── INFORMATION SHOWN ──
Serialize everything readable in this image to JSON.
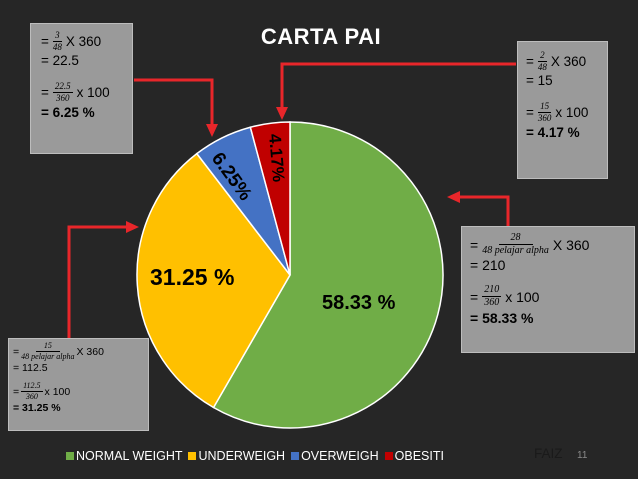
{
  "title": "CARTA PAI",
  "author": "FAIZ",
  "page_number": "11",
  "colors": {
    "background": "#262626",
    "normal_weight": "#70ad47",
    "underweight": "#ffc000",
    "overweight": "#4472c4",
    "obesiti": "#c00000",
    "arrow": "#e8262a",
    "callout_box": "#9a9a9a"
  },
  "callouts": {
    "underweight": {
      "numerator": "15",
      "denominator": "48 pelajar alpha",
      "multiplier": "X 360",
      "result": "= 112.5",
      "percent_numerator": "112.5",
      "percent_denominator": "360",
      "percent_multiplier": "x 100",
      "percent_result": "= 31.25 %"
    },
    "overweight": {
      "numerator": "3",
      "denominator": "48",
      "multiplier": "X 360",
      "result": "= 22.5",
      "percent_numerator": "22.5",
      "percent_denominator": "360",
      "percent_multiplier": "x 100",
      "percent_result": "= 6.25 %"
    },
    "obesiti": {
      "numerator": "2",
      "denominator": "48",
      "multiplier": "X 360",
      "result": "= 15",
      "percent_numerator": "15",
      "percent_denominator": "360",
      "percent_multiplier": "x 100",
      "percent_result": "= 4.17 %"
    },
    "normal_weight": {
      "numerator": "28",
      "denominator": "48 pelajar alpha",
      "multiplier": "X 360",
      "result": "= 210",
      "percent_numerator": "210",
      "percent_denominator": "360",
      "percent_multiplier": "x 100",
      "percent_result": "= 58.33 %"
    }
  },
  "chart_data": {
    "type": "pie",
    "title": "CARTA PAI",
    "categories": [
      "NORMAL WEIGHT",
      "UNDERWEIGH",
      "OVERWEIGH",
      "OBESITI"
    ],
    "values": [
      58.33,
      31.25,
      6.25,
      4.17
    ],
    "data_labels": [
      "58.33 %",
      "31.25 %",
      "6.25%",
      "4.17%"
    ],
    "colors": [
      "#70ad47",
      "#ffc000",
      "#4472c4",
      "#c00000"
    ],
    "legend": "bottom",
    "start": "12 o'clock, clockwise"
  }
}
───
WHAT YOU WILL DO: Repeat all of the data above word for word, minus the pictures.

EXERCISE RESULT:
Serialize everything readable in this image to JSON.
{
  "title": "CARTA PAI",
  "author": "FAIZ",
  "page_number": "11",
  "colors": {
    "background": "#262626",
    "normal_weight": "#70ad47",
    "underweight": "#ffc000",
    "overweight": "#4472c4",
    "obesiti": "#c00000",
    "arrow": "#e8262a",
    "callout_box": "#9a9a9a"
  },
  "callouts": {
    "underweight": {
      "numerator": "15",
      "denominator": "48 pelajar alpha",
      "multiplier": "X 360",
      "result": "= 112.5",
      "percent_numerator": "112.5",
      "percent_denominator": "360",
      "percent_multiplier": "x 100",
      "percent_result": "= 31.25 %"
    },
    "overweight": {
      "numerator": "3",
      "denominator": "48",
      "multiplier": "X 360",
      "result": "= 22.5",
      "percent_numerator": "22.5",
      "percent_denominator": "360",
      "percent_multiplier": "x 100",
      "percent_result": "= 6.25 %"
    },
    "obesiti": {
      "numerator": "2",
      "denominator": "48",
      "multiplier": "X 360",
      "result": "= 15",
      "percent_numerator": "15",
      "percent_denominator": "360",
      "percent_multiplier": "x 100",
      "percent_result": "= 4.17 %"
    },
    "normal_weight": {
      "numerator": "28",
      "denominator": "48 pelajar alpha",
      "multiplier": "X 360",
      "result": "= 210",
      "percent_numerator": "210",
      "percent_denominator": "360",
      "percent_multiplier": "x 100",
      "percent_result": "= 58.33 %"
    }
  },
  "chart_data": {
    "type": "pie",
    "title": "CARTA PAI",
    "categories": [
      "NORMAL WEIGHT",
      "UNDERWEIGH",
      "OVERWEIGH",
      "OBESITI"
    ],
    "values": [
      58.33,
      31.25,
      6.25,
      4.17
    ],
    "data_labels": [
      "58.33 %",
      "31.25 %",
      "6.25%",
      "4.17%"
    ],
    "colors": [
      "#70ad47",
      "#ffc000",
      "#4472c4",
      "#c00000"
    ],
    "legend": "bottom",
    "start": "12 o'clock, clockwise"
  }
}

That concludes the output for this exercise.